» **JOB**
Using the data beneath, show every line that includes the word "girl".

'''

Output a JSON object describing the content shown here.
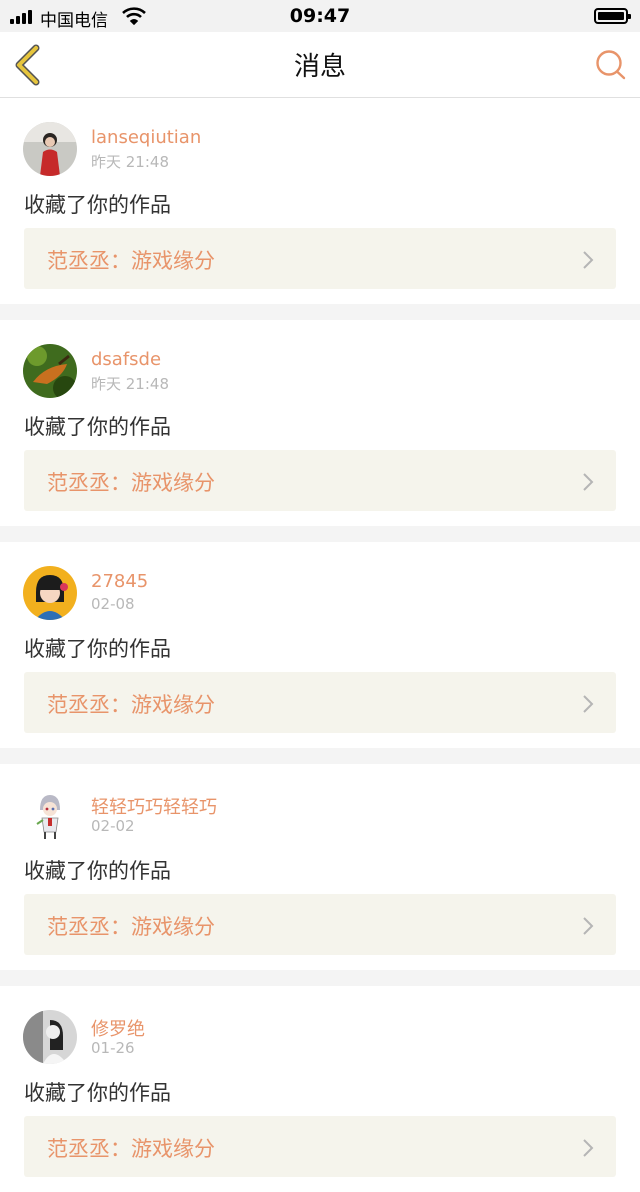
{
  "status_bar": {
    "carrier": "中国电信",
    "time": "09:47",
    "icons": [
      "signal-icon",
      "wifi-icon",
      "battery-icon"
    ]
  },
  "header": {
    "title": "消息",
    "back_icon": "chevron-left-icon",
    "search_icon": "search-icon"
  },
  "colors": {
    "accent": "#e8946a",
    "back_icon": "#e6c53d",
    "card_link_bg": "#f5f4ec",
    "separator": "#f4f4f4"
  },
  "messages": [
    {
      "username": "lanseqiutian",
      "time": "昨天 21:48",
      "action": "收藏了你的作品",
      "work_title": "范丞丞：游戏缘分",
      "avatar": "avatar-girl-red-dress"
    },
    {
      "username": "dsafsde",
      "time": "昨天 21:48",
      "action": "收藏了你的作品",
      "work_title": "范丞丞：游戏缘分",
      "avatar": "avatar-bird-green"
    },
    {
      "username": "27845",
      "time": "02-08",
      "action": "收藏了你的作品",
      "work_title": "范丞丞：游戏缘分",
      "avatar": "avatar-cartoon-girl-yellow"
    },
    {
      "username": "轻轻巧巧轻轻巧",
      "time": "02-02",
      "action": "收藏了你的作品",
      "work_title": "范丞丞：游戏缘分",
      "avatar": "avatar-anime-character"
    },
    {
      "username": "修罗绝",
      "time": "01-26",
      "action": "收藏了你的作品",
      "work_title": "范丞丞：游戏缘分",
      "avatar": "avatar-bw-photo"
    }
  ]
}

'''

» **TASK ANSWER**
      "avatar": "avatar-girl-red-dress"
      "avatar": "avatar-cartoon-girl-yellow"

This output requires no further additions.